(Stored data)
------------------------------------

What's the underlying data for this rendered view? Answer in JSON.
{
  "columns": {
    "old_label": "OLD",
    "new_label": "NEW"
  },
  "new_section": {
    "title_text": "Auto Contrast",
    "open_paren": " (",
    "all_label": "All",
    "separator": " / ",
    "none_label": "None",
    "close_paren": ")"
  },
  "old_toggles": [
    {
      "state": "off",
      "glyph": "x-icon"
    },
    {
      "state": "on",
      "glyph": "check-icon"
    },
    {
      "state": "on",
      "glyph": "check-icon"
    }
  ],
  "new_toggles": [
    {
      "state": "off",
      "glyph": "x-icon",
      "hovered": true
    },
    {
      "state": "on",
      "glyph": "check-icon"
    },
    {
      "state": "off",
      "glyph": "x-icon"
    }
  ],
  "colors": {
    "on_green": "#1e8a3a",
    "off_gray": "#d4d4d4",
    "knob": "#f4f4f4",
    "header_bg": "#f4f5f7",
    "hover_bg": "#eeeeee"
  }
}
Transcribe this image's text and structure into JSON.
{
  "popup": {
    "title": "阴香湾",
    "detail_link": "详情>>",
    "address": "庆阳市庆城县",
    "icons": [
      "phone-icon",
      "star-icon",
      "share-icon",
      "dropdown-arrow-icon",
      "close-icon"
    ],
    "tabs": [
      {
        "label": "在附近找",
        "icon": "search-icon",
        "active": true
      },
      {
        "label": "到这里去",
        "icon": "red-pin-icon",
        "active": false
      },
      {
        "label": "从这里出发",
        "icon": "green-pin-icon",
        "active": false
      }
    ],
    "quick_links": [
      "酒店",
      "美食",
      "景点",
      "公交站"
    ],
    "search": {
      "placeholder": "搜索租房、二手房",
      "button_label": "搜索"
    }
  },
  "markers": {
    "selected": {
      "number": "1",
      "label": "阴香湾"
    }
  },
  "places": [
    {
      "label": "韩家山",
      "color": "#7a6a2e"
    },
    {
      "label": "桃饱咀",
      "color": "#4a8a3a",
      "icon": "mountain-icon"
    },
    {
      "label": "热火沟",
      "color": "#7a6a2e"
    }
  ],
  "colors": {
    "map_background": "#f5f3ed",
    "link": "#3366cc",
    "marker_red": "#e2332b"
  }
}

------------------------------------

## Problem
Quote the material exactly, leaving nothing out.

## In response
What's the underlying data for this rendered view? Answer in JSON.
{
  "columns": {
    "old_label": "OLD",
    "new_label": "NEW"
  },
  "new_section": {
    "title_text": "Auto Contrast",
    "open_paren": " (",
    "all_label": "All",
    "separator": " / ",
    "none_label": "None",
    "close_paren": ")"
  },
  "old_toggles": [
    {
      "state": "off",
      "glyph": "x-icon"
    },
    {
      "state": "on",
      "glyph": "check-icon"
    },
    {
      "state": "on",
      "glyph": "check-icon"
    }
  ],
  "new_toggles": [
    {
      "state": "off",
      "glyph": "x-icon",
      "hovered": true
    },
    {
      "state": "on",
      "glyph": "check-icon"
    },
    {
      "state": "off",
      "glyph": "x-icon"
    }
  ],
  "colors": {
    "on_green": "#1e8a3a",
    "off_gray": "#d4d4d4",
    "knob": "#f4f4f4",
    "header_bg": "#f4f5f7",
    "hover_bg": "#eeeeee"
  }
}
Transcribe this image's text and structure into JSON.
{
  "popup": {
    "title": "阴香湾",
    "detail_link": "详情>>",
    "address": "庆阳市庆城县",
    "icons": [
      "phone-icon",
      "star-icon",
      "share-icon",
      "dropdown-arrow-icon",
      "close-icon"
    ],
    "tabs": [
      {
        "label": "在附近找",
        "icon": "search-icon",
        "active": true
      },
      {
        "label": "到这里去",
        "icon": "red-pin-icon",
        "active": false
      },
      {
        "label": "从这里出发",
        "icon": "green-pin-icon",
        "active": false
      }
    ],
    "quick_links": [
      "酒店",
      "美食",
      "景点",
      "公交站"
    ],
    "search": {
      "placeholder": "搜索租房、二手房",
      "button_label": "搜索"
    }
  },
  "markers": {
    "selected": {
      "number": "1",
      "label": "阴香湾"
    }
  },
  "places": [
    {
      "label": "韩家山",
      "color": "#7a6a2e"
    },
    {
      "label": "桃饱咀",
      "color": "#4a8a3a",
      "icon": "mountain-icon"
    },
    {
      "label": "热火沟",
      "color": "#7a6a2e"
    }
  ],
  "colors": {
    "map_background": "#f5f3ed",
    "link": "#3366cc",
    "marker_red": "#e2332b"
  }
}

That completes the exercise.